*STATED PROBLEM*. Without including any pictures, write out all the entries exactly.

(Chart and figure data)
>> begin
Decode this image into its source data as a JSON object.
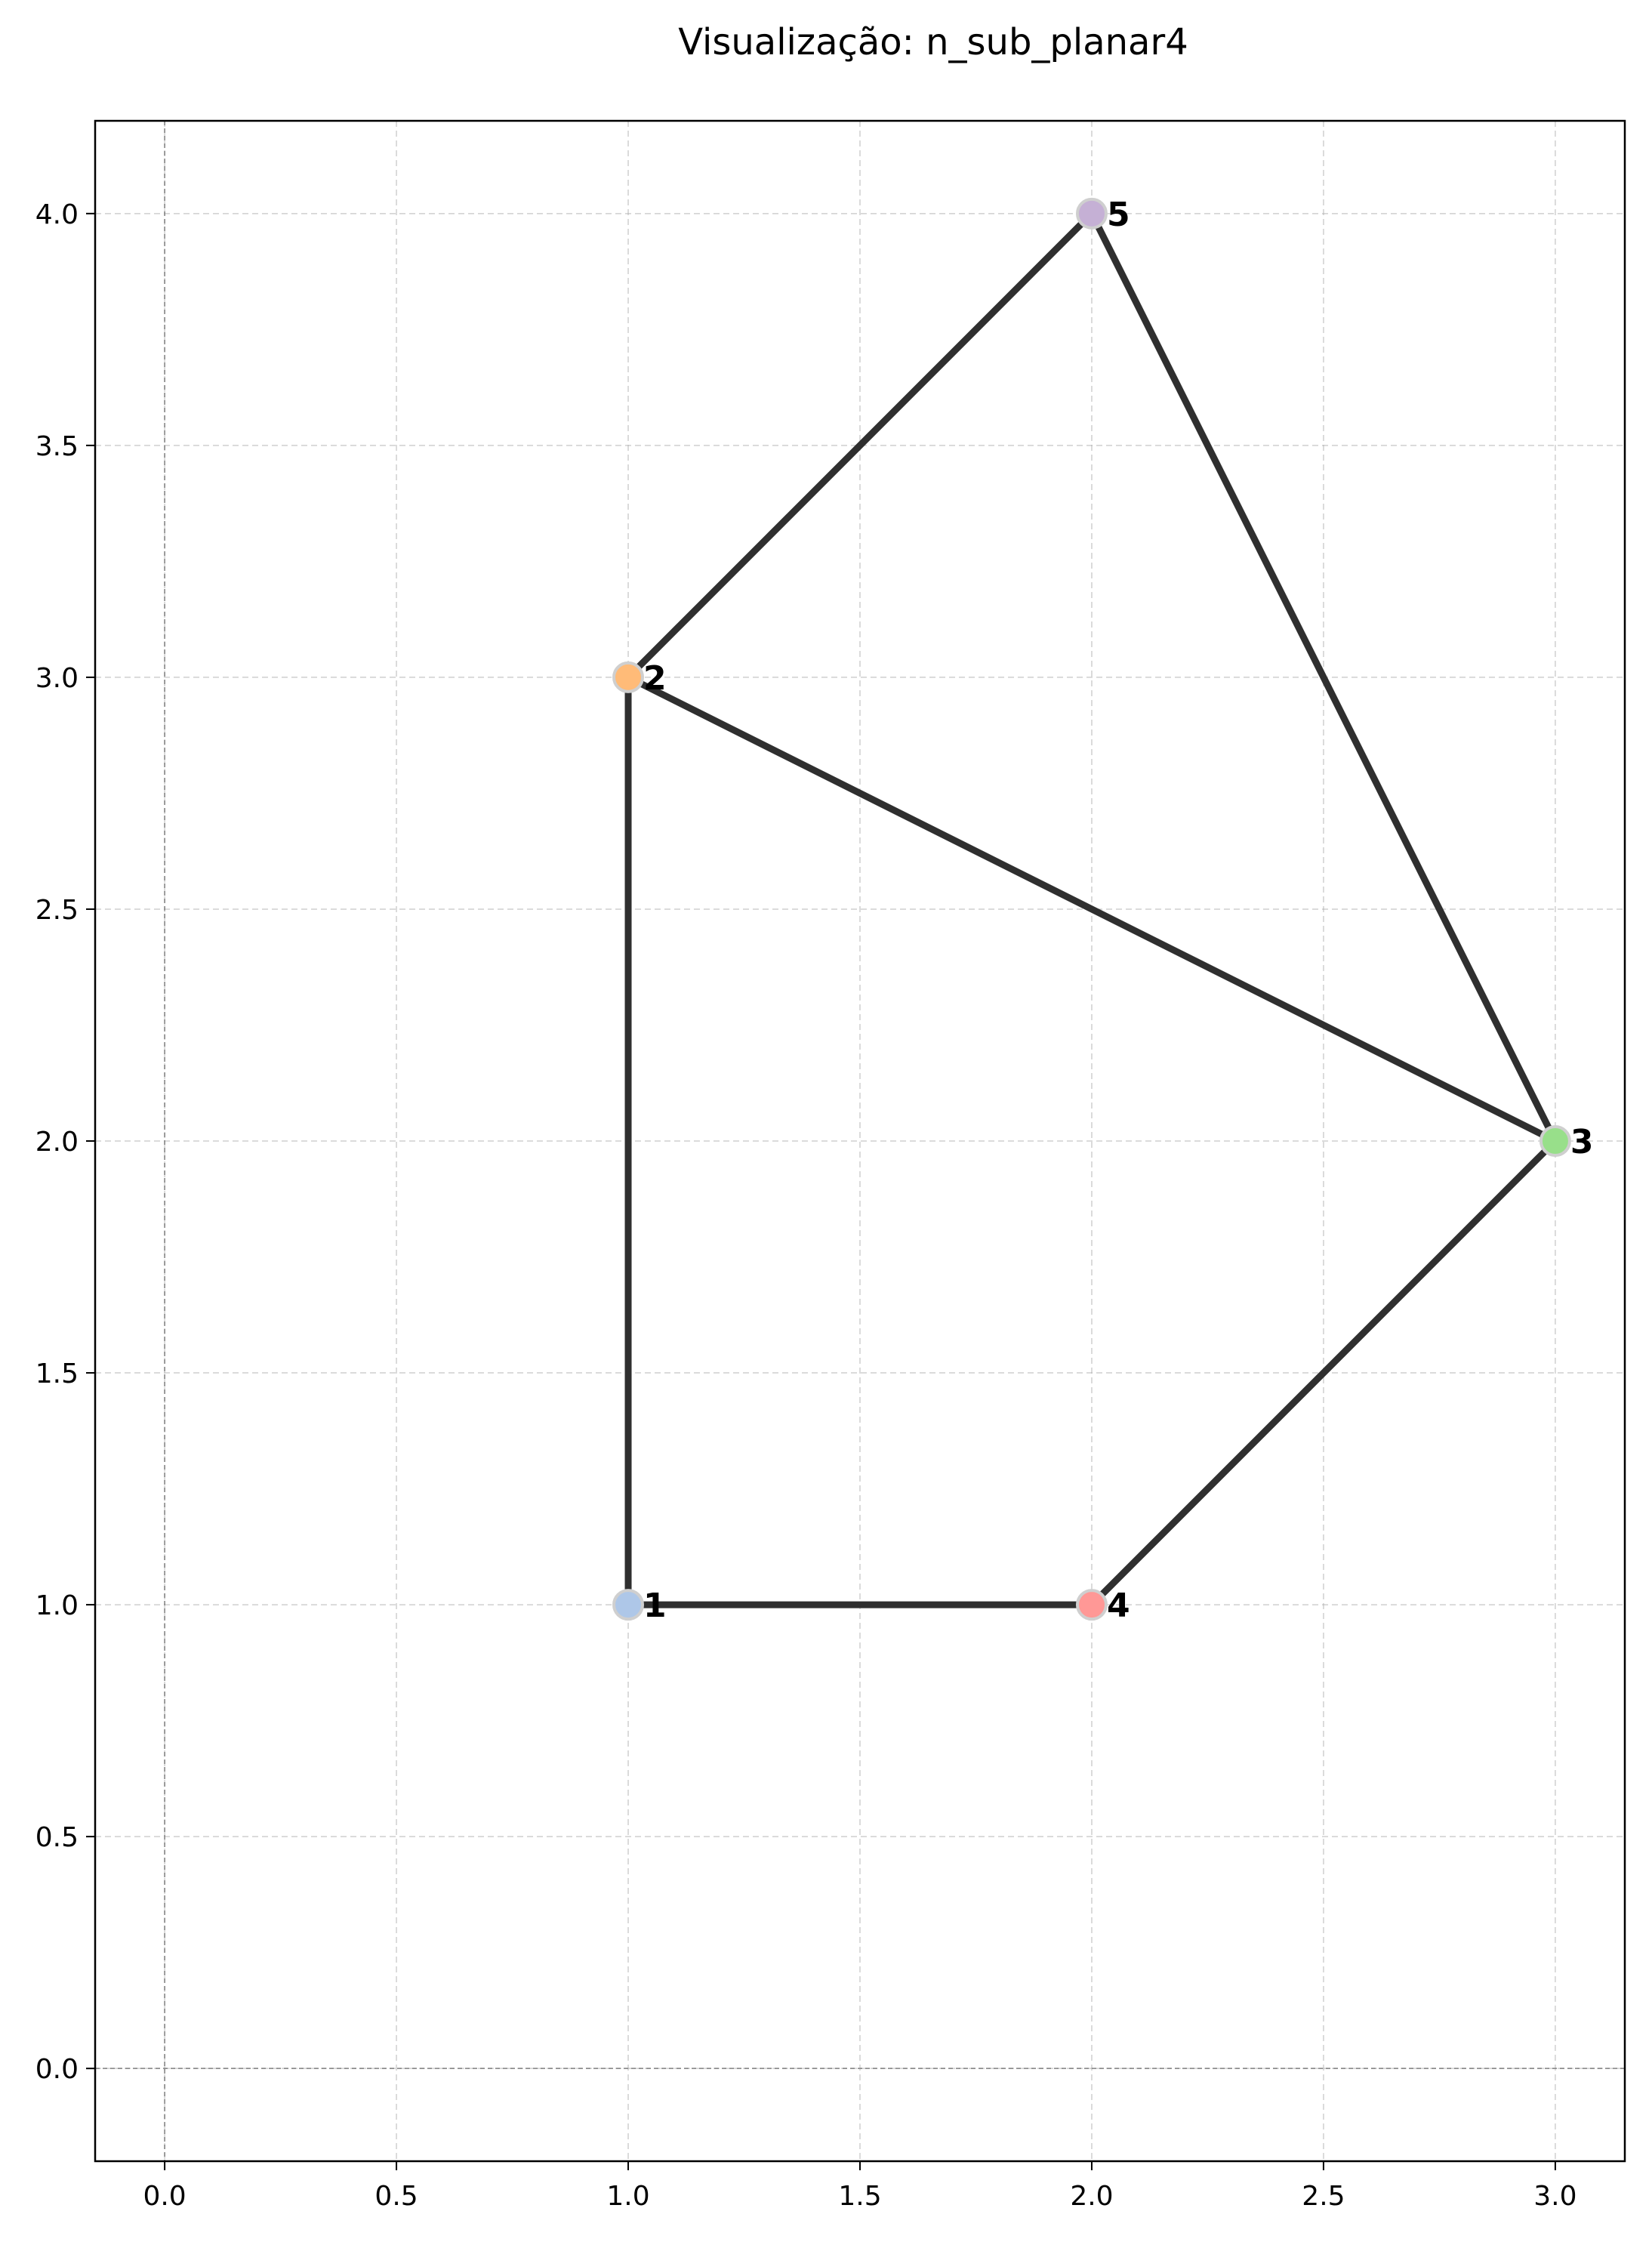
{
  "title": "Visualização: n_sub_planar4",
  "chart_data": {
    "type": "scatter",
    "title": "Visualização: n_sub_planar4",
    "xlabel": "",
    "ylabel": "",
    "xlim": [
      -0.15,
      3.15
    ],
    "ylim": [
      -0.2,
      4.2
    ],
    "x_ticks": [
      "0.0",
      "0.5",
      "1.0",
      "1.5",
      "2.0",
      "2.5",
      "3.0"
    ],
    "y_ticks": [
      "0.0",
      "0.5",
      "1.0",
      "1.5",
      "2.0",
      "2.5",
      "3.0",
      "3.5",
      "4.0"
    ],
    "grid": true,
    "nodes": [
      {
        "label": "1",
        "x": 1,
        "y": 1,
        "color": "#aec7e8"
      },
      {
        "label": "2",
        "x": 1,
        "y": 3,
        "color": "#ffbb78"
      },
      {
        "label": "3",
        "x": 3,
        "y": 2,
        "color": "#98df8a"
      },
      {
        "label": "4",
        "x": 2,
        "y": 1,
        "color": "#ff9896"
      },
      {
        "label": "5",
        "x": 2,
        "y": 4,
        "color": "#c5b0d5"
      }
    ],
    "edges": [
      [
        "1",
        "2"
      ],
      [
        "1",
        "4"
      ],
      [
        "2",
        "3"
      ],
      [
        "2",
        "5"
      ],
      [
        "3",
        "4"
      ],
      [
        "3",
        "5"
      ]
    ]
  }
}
>> end
*RESPONSE TO THE TASK*.
Decode this image into its source data as a JSON object.
{
  "title": "Visualização: n_sub_planar4",
  "chart_data": {
    "type": "scatter",
    "title": "Visualização: n_sub_planar4",
    "xlabel": "",
    "ylabel": "",
    "xlim": [
      -0.15,
      3.15
    ],
    "ylim": [
      -0.2,
      4.2
    ],
    "x_ticks": [
      "0.0",
      "0.5",
      "1.0",
      "1.5",
      "2.0",
      "2.5",
      "3.0"
    ],
    "y_ticks": [
      "0.0",
      "0.5",
      "1.0",
      "1.5",
      "2.0",
      "2.5",
      "3.0",
      "3.5",
      "4.0"
    ],
    "grid": true,
    "nodes": [
      {
        "label": "1",
        "x": 1,
        "y": 1,
        "color": "#aec7e8"
      },
      {
        "label": "2",
        "x": 1,
        "y": 3,
        "color": "#ffbb78"
      },
      {
        "label": "3",
        "x": 3,
        "y": 2,
        "color": "#98df8a"
      },
      {
        "label": "4",
        "x": 2,
        "y": 1,
        "color": "#ff9896"
      },
      {
        "label": "5",
        "x": 2,
        "y": 4,
        "color": "#c5b0d5"
      }
    ],
    "edges": [
      [
        "1",
        "2"
      ],
      [
        "1",
        "4"
      ],
      [
        "2",
        "3"
      ],
      [
        "2",
        "5"
      ],
      [
        "3",
        "4"
      ],
      [
        "3",
        "5"
      ]
    ]
  }
}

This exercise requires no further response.